▶ [STATED PROBLEM] Check each line of the records below and collect those that include the word "ラゲージコンパートメントドアモールディングSUB".

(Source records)
>> START

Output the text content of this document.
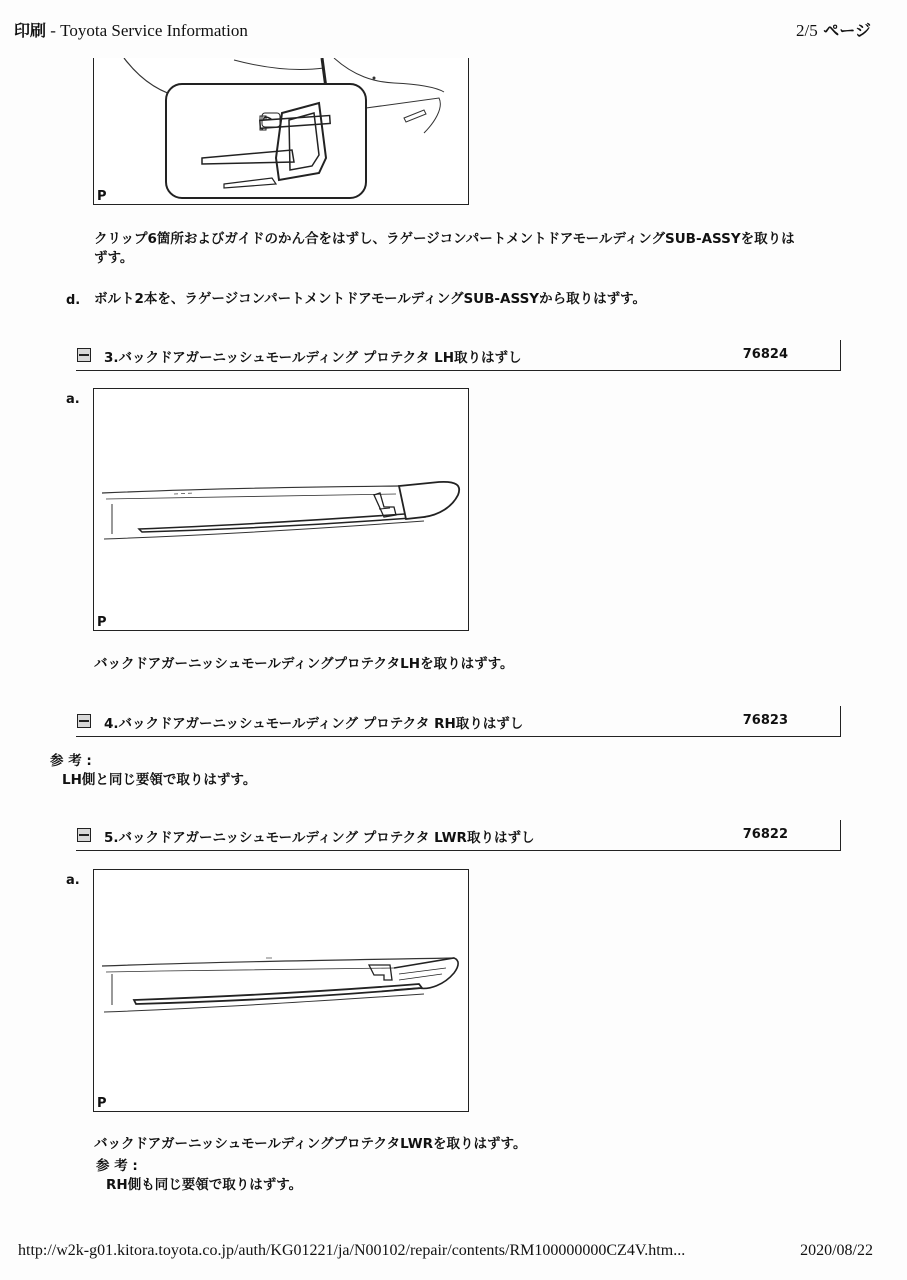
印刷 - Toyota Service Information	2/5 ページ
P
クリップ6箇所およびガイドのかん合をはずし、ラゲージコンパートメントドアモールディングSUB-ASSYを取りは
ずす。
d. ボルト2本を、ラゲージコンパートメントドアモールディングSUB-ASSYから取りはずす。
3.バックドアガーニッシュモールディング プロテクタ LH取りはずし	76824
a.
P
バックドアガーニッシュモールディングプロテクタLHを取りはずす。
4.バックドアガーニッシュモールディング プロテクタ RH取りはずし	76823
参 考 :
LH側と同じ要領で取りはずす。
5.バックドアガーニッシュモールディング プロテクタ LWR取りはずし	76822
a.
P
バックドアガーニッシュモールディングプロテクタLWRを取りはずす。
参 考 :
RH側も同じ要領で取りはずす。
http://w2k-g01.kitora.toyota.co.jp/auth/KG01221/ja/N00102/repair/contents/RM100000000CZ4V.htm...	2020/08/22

>> END

▶ [THE OUTPUT]
クリップ6箇所およびガイドのかん合をはずし、ラゲージコンパートメントドアモールディングSUB-ASSYを取りは
d. ボルト2本を、ラゲージコンパートメントドアモールディングSUB-ASSYから取りはずす。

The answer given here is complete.